**Problem:** Count the lines below that contain the string "size" with matching case, and reply with the number alone.
☆ ☆ ☆ ☆ ☆ ☆ ☆
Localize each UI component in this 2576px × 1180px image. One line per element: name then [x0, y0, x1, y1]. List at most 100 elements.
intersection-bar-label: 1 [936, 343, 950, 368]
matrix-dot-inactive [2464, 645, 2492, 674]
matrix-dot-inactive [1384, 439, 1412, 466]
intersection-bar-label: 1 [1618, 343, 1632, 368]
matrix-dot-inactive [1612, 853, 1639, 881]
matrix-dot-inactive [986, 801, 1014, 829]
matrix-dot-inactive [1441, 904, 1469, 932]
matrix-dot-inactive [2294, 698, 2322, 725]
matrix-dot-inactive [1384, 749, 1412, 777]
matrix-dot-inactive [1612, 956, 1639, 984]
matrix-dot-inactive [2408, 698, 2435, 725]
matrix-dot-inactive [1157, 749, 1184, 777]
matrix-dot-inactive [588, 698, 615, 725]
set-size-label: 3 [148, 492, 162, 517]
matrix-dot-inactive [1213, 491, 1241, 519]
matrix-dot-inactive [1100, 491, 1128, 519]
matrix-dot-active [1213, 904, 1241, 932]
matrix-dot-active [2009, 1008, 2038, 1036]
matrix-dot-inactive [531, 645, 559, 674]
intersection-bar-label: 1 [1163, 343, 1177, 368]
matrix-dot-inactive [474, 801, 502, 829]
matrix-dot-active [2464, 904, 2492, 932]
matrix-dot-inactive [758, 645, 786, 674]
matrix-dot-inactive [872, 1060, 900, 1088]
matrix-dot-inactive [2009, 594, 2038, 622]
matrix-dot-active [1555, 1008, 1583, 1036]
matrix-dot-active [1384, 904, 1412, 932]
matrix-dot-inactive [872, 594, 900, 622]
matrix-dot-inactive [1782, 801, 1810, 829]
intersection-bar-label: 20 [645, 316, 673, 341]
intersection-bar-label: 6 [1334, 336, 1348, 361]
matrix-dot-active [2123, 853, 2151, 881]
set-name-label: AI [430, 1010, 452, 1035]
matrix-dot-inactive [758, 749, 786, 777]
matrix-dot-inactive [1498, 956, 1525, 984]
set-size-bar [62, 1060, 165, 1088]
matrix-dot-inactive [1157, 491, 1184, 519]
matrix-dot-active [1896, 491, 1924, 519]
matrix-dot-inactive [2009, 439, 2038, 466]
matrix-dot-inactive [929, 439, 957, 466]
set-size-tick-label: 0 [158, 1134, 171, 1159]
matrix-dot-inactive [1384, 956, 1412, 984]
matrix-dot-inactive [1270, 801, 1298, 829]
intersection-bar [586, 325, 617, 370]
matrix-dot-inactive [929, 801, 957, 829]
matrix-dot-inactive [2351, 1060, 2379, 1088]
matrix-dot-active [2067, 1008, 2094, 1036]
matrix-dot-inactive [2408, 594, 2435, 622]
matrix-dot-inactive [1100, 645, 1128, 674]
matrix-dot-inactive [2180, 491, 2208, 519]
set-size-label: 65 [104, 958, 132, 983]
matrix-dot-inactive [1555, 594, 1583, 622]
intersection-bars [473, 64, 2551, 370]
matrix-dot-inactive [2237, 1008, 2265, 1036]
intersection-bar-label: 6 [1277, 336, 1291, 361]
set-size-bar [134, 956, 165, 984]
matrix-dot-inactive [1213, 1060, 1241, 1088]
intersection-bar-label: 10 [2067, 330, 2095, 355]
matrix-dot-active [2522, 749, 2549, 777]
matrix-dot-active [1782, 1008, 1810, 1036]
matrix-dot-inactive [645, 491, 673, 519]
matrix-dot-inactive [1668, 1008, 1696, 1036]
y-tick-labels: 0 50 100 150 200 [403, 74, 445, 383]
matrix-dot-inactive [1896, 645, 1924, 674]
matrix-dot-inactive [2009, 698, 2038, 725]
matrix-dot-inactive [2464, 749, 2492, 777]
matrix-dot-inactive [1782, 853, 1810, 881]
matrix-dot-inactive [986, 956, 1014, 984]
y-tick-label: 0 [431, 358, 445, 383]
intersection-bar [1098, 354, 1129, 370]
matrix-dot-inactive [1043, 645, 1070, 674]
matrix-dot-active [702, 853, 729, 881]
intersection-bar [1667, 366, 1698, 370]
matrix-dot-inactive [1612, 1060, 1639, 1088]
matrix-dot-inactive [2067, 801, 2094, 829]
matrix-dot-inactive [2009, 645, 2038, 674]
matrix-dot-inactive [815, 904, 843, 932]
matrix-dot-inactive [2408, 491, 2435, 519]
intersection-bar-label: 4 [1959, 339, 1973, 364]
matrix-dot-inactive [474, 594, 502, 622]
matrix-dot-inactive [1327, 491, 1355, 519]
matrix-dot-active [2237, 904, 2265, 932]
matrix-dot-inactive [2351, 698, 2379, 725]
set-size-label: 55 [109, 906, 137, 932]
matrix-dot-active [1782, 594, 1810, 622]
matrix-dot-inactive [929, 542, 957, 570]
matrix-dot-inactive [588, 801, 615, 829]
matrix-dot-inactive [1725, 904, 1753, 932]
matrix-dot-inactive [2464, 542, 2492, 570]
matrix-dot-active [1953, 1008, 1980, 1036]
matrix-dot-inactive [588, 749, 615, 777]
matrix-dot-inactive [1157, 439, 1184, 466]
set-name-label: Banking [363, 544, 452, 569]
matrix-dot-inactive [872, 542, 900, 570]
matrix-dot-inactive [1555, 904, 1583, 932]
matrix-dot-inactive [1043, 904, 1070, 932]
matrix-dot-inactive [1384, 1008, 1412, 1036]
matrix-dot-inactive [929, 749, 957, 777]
☆ ☆ ☆ ☆ ☆ ☆ ☆
**Right answer:** 6